### RECORD EXTRACTS
------------

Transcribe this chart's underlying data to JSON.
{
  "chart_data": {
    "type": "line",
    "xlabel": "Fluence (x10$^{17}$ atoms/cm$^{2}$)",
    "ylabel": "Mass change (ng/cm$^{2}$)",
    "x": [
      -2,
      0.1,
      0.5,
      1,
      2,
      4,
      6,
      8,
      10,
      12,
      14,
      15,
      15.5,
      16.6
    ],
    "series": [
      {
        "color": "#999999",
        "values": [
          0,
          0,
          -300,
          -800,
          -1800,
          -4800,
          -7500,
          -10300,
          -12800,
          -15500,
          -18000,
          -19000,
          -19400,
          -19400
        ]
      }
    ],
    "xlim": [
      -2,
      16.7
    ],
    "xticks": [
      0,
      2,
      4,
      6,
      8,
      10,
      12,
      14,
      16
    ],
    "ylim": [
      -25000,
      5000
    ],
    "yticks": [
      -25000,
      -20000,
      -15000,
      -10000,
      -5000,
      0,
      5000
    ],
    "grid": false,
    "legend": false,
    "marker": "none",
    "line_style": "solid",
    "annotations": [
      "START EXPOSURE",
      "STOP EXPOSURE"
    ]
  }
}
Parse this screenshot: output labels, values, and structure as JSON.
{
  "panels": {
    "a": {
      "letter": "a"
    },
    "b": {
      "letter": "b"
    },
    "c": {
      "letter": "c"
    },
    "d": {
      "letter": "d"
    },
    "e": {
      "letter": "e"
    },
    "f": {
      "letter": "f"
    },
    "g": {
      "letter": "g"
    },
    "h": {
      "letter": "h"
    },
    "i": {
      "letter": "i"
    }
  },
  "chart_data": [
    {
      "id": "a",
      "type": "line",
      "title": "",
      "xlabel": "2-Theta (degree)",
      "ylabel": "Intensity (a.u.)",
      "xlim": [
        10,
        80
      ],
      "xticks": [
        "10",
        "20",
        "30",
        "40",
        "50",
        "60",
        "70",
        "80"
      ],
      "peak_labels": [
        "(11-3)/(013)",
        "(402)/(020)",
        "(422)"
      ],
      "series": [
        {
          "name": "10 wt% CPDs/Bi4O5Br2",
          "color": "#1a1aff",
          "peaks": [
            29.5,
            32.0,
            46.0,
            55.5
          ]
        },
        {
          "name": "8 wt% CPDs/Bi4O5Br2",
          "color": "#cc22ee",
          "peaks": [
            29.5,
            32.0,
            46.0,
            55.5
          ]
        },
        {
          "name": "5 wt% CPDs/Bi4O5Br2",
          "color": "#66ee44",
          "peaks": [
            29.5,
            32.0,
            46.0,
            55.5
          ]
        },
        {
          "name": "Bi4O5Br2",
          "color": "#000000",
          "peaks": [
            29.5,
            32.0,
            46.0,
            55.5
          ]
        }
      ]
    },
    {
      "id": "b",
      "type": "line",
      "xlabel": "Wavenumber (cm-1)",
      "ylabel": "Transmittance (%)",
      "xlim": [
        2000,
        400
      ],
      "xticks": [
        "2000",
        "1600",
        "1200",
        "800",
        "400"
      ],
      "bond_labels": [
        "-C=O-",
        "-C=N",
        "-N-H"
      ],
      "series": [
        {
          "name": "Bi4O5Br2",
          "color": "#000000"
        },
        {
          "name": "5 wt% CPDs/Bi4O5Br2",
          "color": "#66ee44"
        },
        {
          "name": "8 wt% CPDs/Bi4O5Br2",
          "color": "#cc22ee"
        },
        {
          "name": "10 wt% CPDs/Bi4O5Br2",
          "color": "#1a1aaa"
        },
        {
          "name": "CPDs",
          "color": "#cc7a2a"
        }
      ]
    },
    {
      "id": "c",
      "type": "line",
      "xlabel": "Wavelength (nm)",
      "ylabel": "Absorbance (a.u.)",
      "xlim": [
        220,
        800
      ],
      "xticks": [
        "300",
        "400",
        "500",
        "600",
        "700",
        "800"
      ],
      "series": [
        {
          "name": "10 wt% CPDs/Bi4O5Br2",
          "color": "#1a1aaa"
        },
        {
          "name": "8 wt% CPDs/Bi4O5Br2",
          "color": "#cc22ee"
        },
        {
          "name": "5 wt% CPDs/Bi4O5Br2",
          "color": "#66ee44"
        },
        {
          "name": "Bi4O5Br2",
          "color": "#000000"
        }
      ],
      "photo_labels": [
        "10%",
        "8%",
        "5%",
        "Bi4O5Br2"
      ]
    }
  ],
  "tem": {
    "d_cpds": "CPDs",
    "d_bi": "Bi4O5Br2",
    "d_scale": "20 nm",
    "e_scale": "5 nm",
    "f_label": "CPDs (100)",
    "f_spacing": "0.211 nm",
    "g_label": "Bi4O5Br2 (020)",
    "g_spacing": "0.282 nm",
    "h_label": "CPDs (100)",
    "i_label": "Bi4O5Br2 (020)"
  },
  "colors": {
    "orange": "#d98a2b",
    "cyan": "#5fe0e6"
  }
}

------------

### REQUIRED WORK
Copy every line exactly. Leave nothing out.

### COMPLETED EXERCISE
Transcribe this chart's underlying data to JSON.
{
  "chart_data": {
    "type": "line",
    "xlabel": "Fluence (x10$^{17}$ atoms/cm$^{2}$)",
    "ylabel": "Mass change (ng/cm$^{2}$)",
    "x": [
      -2,
      0.1,
      0.5,
      1,
      2,
      4,
      6,
      8,
      10,
      12,
      14,
      15,
      15.5,
      16.6
    ],
    "series": [
      {
        "color": "#999999",
        "values": [
          0,
          0,
          -300,
          -800,
          -1800,
          -4800,
          -7500,
          -10300,
          -12800,
          -15500,
          -18000,
          -19000,
          -19400,
          -19400
        ]
      }
    ],
    "xlim": [
      -2,
      16.7
    ],
    "xticks": [
      0,
      2,
      4,
      6,
      8,
      10,
      12,
      14,
      16
    ],
    "ylim": [
      -25000,
      5000
    ],
    "yticks": [
      -25000,
      -20000,
      -15000,
      -10000,
      -5000,
      0,
      5000
    ],
    "grid": false,
    "legend": false,
    "marker": "none",
    "line_style": "solid",
    "annotations": [
      "START EXPOSURE",
      "STOP EXPOSURE"
    ]
  }
}
Parse this screenshot: output labels, values, and structure as JSON.
{
  "panels": {
    "a": {
      "letter": "a"
    },
    "b": {
      "letter": "b"
    },
    "c": {
      "letter": "c"
    },
    "d": {
      "letter": "d"
    },
    "e": {
      "letter": "e"
    },
    "f": {
      "letter": "f"
    },
    "g": {
      "letter": "g"
    },
    "h": {
      "letter": "h"
    },
    "i": {
      "letter": "i"
    }
  },
  "chart_data": [
    {
      "id": "a",
      "type": "line",
      "title": "",
      "xlabel": "2-Theta (degree)",
      "ylabel": "Intensity (a.u.)",
      "xlim": [
        10,
        80
      ],
      "xticks": [
        "10",
        "20",
        "30",
        "40",
        "50",
        "60",
        "70",
        "80"
      ],
      "peak_labels": [
        "(11-3)/(013)",
        "(402)/(020)",
        "(422)"
      ],
      "series": [
        {
          "name": "10 wt% CPDs/Bi4O5Br2",
          "color": "#1a1aff",
          "peaks": [
            29.5,
            32.0,
            46.0,
            55.5
          ]
        },
        {
          "name": "8 wt% CPDs/Bi4O5Br2",
          "color": "#cc22ee",
          "peaks": [
            29.5,
            32.0,
            46.0,
            55.5
          ]
        },
        {
          "name": "5 wt% CPDs/Bi4O5Br2",
          "color": "#66ee44",
          "peaks": [
            29.5,
            32.0,
            46.0,
            55.5
          ]
        },
        {
          "name": "Bi4O5Br2",
          "color": "#000000",
          "peaks": [
            29.5,
            32.0,
            46.0,
            55.5
          ]
        }
      ]
    },
    {
      "id": "b",
      "type": "line",
      "xlabel": "Wavenumber (cm-1)",
      "ylabel": "Transmittance (%)",
      "xlim": [
        2000,
        400
      ],
      "xticks": [
        "2000",
        "1600",
        "1200",
        "800",
        "400"
      ],
      "bond_labels": [
        "-C=O-",
        "-C=N",
        "-N-H"
      ],
      "series": [
        {
          "name": "Bi4O5Br2",
          "color": "#000000"
        },
        {
          "name": "5 wt% CPDs/Bi4O5Br2",
          "color": "#66ee44"
        },
        {
          "name": "8 wt% CPDs/Bi4O5Br2",
          "color": "#cc22ee"
        },
        {
          "name": "10 wt% CPDs/Bi4O5Br2",
          "color": "#1a1aaa"
        },
        {
          "name": "CPDs",
          "color": "#cc7a2a"
        }
      ]
    },
    {
      "id": "c",
      "type": "line",
      "xlabel": "Wavelength (nm)",
      "ylabel": "Absorbance (a.u.)",
      "xlim": [
        220,
        800
      ],
      "xticks": [
        "300",
        "400",
        "500",
        "600",
        "700",
        "800"
      ],
      "series": [
        {
          "name": "10 wt% CPDs/Bi4O5Br2",
          "color": "#1a1aaa"
        },
        {
          "name": "8 wt% CPDs/Bi4O5Br2",
          "color": "#cc22ee"
        },
        {
          "name": "5 wt% CPDs/Bi4O5Br2",
          "color": "#66ee44"
        },
        {
          "name": "Bi4O5Br2",
          "color": "#000000"
        }
      ],
      "photo_labels": [
        "10%",
        "8%",
        "5%",
        "Bi4O5Br2"
      ]
    }
  ],
  "tem": {
    "d_cpds": "CPDs",
    "d_bi": "Bi4O5Br2",
    "d_scale": "20 nm",
    "e_scale": "5 nm",
    "f_label": "CPDs (100)",
    "f_spacing": "0.211 nm",
    "g_label": "Bi4O5Br2 (020)",
    "g_spacing": "0.282 nm",
    "h_label": "CPDs (100)",
    "i_label": "Bi4O5Br2 (020)"
  },
  "colors": {
    "orange": "#d98a2b",
    "cyan": "#5fe0e6"
  }
}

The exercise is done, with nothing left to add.